OBJECTIVES:
A: Decide whether each of these statements agrees with the excerpt on spot-price scripts: (i) the spot prices are saved to InfluxDB in local time; (ii) CEST is UTC+2; (iii) wh.determineHours() takes two arguments. Answer yes or no for each and quote the deciding words of the excerpt.
B: Write the next part of the excerpt on spot-price scripts, carrying on after its final sentence.

EXCERPT:
+++

Entso API respects the ISO8601 standard in their responses and they return the data in UTC, which is the standard behavior for APIs. The spot prices are also saved to InfluxDB in UTC. So as long as your computer that runs OpenHab is treating the daylight saving correctly, the scripts should be fine without modifications.

Minor remark, you should refer to UTC and not GMT when talking about timezone offsets. CET is UTC+1 and CEST is UTC+2. The UK uses GMT only during winter time (GMT = UTC+0), their time zone during the summer is BST (UTC+1).

wh.determineHours() in the script action takes three arguments. The start midnight, the stop midnight, and the number of hours to search between these two moments.

I’m not familiar with that binding and what it does. If you need support with that, please open a thread of your own for that. You can link to this comment, but please don’t pollute this thread with that.

However, as a general guidance, this is how the nibe script works. Please do read the code comments in nibe.js, they are written in plain English.

If we start from the bottom of what your nibe script action does:

nibe.determineHours() takes the number of needed hours as one of the arguments, just like the water heater script does.

+++

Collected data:

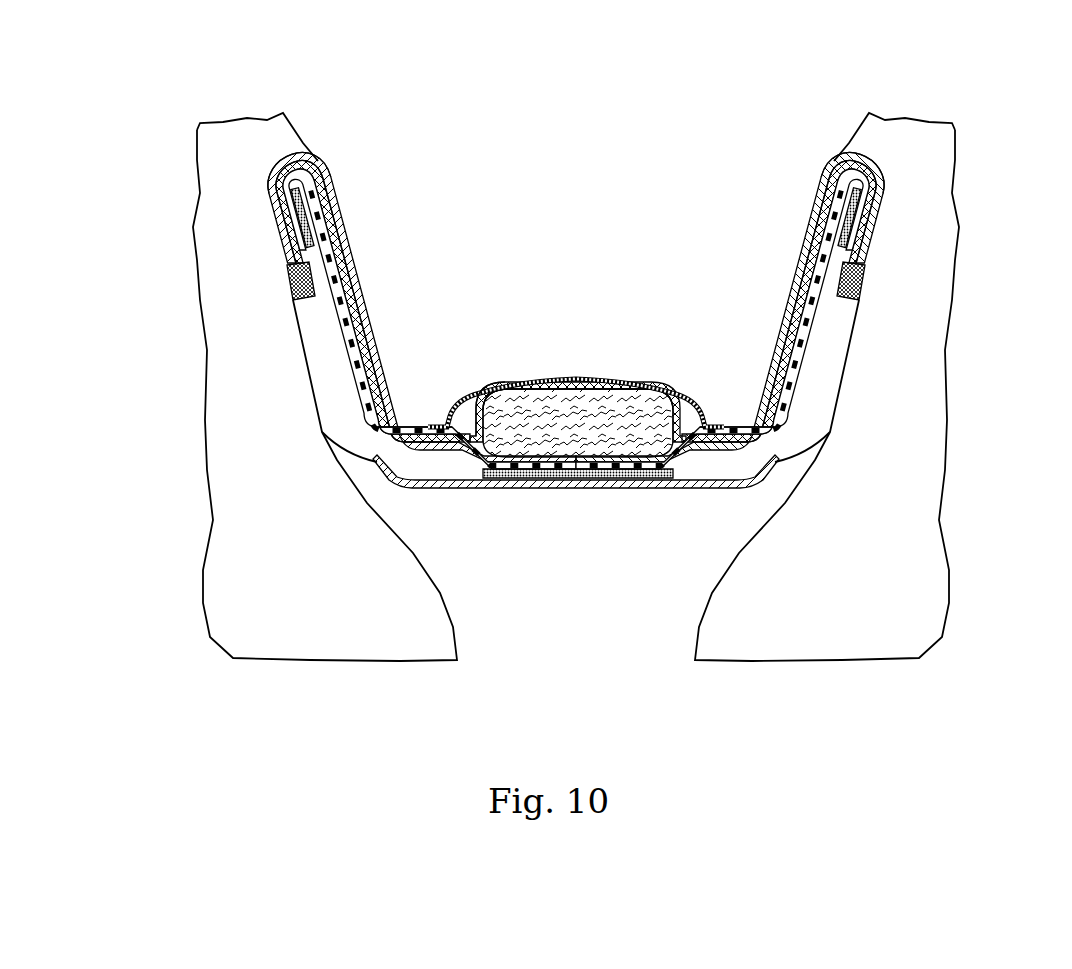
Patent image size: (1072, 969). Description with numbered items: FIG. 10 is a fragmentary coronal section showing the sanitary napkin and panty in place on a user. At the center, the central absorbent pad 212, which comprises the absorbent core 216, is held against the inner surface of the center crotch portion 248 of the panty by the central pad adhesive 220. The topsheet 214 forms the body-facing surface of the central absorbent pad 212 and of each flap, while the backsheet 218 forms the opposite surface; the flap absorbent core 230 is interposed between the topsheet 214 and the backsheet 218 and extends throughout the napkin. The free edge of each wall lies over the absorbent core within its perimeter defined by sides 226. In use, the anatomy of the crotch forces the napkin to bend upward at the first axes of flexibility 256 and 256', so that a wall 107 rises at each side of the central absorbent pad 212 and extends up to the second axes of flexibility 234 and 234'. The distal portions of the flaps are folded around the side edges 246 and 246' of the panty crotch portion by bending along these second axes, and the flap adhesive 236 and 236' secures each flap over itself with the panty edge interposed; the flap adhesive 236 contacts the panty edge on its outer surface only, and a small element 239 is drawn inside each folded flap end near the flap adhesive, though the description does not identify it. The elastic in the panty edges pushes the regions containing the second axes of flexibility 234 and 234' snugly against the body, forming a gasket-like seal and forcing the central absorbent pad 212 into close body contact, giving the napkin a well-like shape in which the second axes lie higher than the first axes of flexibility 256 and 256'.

The wall 107 is at (460, 392).
The central absorbent pad 212 is at (569, 381).
The topsheet 214 is at (343, 250).
The absorbent core 216 is at (627, 392).
The backsheet 218 is at (355, 363).
The central pad adhesive 220 is at (570, 478).
The side 226 is at (466, 414).
The flap absorbent core 230 is at (353, 308).
The second flexible axis 234 is at (331, 140).
The second flexible axis 234' is at (924, 121).
The flap adhesive 236 is at (211, 200).
The flap adhesive 236' is at (938, 197).
The end block 239 is at (288, 270).
The side edge 246 is at (400, 319).
The side edge 246' is at (757, 319).
The center crotch portion 248 is at (540, 478).
The first axis of flexibility 256 is at (423, 376).
The first axis of flexibility 256' is at (745, 341).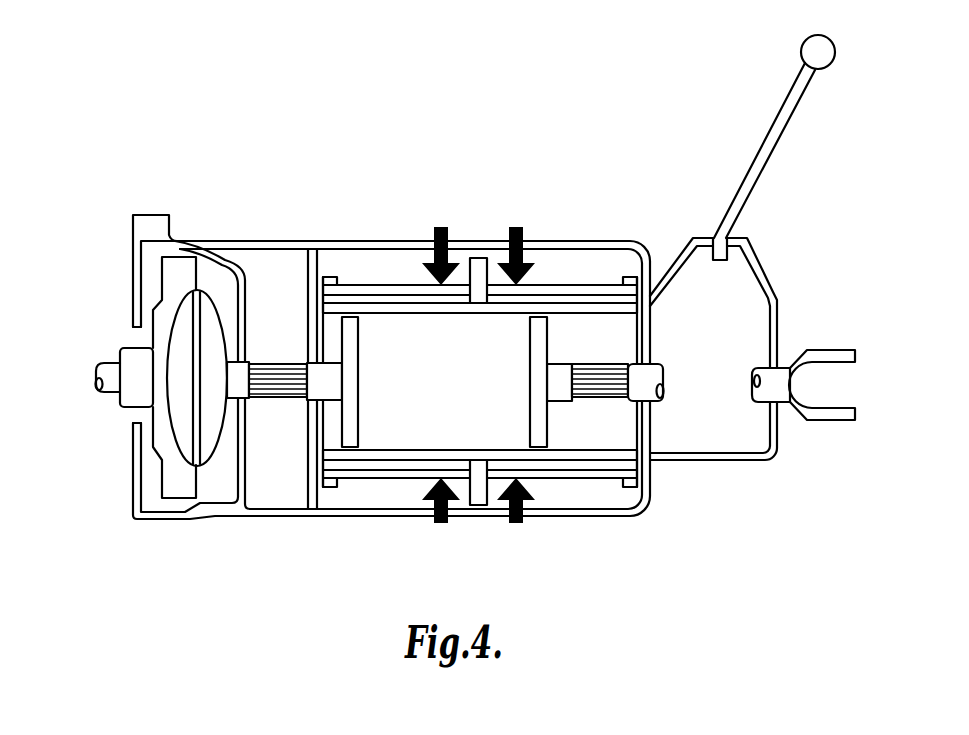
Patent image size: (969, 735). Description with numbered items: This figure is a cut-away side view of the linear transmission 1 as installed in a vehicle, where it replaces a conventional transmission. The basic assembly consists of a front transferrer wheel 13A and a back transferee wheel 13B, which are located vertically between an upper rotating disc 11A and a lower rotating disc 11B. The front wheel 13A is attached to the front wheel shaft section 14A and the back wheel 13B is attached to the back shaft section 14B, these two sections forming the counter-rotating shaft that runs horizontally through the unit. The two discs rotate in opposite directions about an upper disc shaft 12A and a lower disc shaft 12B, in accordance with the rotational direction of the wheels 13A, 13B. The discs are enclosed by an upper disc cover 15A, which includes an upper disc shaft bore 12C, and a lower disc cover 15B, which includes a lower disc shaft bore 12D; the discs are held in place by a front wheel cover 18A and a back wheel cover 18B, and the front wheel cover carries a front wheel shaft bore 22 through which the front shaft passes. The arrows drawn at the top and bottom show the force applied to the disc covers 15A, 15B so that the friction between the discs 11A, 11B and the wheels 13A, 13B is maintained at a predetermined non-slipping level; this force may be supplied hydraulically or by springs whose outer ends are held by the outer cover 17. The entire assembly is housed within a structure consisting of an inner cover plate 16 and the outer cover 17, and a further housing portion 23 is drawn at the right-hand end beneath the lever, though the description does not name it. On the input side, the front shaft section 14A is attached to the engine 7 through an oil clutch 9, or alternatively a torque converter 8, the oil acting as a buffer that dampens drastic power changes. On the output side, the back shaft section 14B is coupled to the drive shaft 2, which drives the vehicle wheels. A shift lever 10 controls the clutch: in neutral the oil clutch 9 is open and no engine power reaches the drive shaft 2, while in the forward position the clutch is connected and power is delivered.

The linear transmission 1 is at (526, 161).
The drive shaft 2 is at (826, 387).
The engine 7 is at (93, 377).
The torque converter 8 is at (178, 270).
The oil clutch 9 is at (202, 297).
The shift lever 10 is at (808, 58).
The upper rotating disc 11A is at (397, 310).
The lower rotating disc 11B is at (345, 480).
The upper disc shaft 12A is at (477, 258).
The lower disc shaft 12B is at (478, 496).
The upper disc shaft bore 12C is at (460, 255).
The lower disc shaft bore 12D is at (468, 500).
The front transferrer wheel 13A is at (352, 322).
The back transferee wheel 13B is at (540, 436).
The front wheel shaft section 14A is at (235, 388).
The back shaft section 14B is at (654, 402).
The upper disc cover 15A is at (582, 293).
The lower disc cover 15B is at (462, 474).
The inner cover plate 16 is at (310, 488).
The outer cover 17 is at (540, 247).
The front wheel cover 18A is at (330, 479).
The back wheel cover 18B is at (654, 241).
The front wheel shaft bore 22 is at (305, 360).
The lever housing wall 23 is at (653, 367).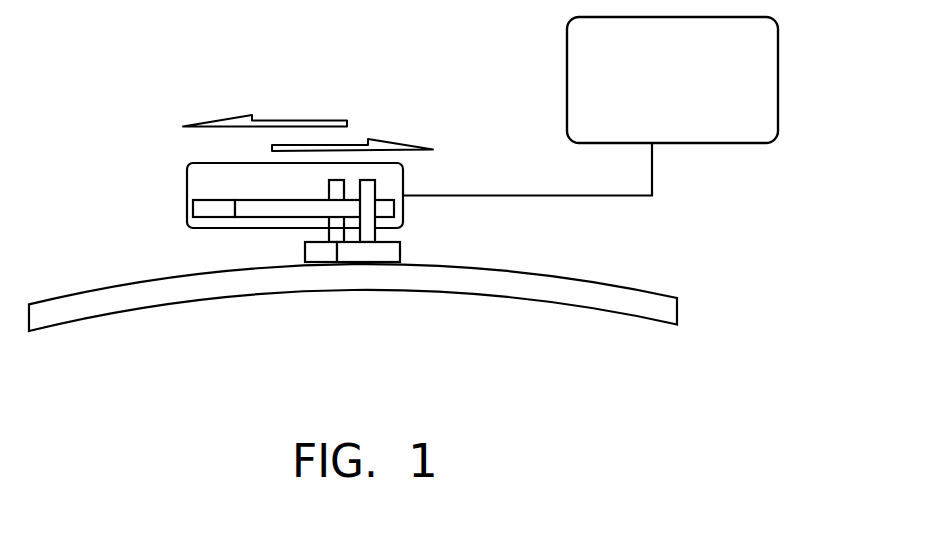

+++

ANSWERS PROVIDED:
A:
(i) No: "The spot prices are also saved to InfluxDB in UTC."
(ii) Yes: "CEST is UTC+2."
(iii) No: "wh.determineHours() in the script action takes three arguments."

B:
Because the needed heating is not static like it is for hot water heating, I wanted to automate the calculation of the hours. The number of hours is calculated with

n = nibe.calculateNumberOfHours(t);

Where t is the average temperature. So if you are able to use that binding to save the avg temperature (or coldest, or however you want your house to be heated), you should be able to read that value and pass it as t.

For the rest of the questions I’ll come back later. It’s getting late and I need to go to bed now.


Can you elaborate this use case a bit more? What exactly do you want to achieve? I understand that it’s related to charging the electric car, but what exactly is it that you want to optimize?


I beleive that I first of all need to make a new control unktion similar to the one for your waterheater but with a longer period of on. But thanks to your previois answers that will probably be within my knowledge now.

Im sorry for using wrong name for timezones, I schould have known better.

Thanks once again for all help.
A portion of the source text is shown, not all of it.